──────── PROVIDED RECORDS ────────
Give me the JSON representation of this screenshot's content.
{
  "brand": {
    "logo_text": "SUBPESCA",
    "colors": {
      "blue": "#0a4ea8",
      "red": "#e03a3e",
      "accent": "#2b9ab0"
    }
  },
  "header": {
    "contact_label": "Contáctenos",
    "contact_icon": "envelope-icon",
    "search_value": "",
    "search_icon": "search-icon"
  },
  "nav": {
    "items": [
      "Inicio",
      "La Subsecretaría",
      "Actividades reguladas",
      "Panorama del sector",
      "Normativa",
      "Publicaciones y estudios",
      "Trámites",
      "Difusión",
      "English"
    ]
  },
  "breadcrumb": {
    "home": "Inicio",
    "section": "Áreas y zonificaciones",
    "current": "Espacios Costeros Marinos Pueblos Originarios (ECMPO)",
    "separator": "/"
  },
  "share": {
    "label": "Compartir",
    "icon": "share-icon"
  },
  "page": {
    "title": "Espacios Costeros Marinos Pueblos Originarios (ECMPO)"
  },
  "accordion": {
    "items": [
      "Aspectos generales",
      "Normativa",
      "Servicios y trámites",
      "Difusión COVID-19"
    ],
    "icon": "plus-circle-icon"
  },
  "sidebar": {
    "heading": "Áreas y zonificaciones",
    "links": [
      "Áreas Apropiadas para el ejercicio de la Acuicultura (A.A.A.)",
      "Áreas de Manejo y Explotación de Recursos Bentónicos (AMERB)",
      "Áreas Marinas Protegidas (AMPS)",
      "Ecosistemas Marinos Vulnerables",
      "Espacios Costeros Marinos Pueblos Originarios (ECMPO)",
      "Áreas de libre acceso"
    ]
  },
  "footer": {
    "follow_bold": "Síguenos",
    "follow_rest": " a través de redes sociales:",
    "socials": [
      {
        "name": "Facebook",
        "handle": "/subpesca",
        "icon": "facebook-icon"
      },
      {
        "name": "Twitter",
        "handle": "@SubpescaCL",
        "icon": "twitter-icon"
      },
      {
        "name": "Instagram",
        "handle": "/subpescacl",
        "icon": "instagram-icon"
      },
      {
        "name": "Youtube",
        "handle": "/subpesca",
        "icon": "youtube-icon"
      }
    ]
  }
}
────────
──────── PROVIDED RECORDS ────────
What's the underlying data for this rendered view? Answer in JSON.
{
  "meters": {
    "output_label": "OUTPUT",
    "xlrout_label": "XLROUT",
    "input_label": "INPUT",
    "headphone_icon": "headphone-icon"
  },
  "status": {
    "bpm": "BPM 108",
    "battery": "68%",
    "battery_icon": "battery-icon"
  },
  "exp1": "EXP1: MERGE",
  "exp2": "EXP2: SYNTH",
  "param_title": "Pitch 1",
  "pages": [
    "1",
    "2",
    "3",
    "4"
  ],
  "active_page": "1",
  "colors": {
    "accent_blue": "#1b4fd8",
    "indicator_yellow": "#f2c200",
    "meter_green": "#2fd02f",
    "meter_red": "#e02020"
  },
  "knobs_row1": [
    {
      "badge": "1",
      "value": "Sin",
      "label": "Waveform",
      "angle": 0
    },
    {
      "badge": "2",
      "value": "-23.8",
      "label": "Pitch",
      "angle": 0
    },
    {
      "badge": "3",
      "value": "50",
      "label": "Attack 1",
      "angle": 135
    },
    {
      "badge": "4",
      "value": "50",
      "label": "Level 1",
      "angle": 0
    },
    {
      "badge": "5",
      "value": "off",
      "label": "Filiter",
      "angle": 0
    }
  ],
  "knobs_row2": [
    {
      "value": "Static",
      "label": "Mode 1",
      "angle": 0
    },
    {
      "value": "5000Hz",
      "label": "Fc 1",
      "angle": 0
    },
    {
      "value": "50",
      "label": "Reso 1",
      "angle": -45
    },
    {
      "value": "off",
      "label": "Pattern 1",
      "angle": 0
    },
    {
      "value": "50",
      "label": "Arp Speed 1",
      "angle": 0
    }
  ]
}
────────
INSTRUCTIONS TO FOLLOW » Pick out all the lines with the word "Originarios" in them and copy them.

ANSWER »
    "current": "Espacios Costeros Marinos Pueblos Originarios (ECMPO)",
    "title": "Espacios Costeros Marinos Pueblos Originarios (ECMPO)"
      "Espacios Costeros Marinos Pueblos Originarios (ECMPO)",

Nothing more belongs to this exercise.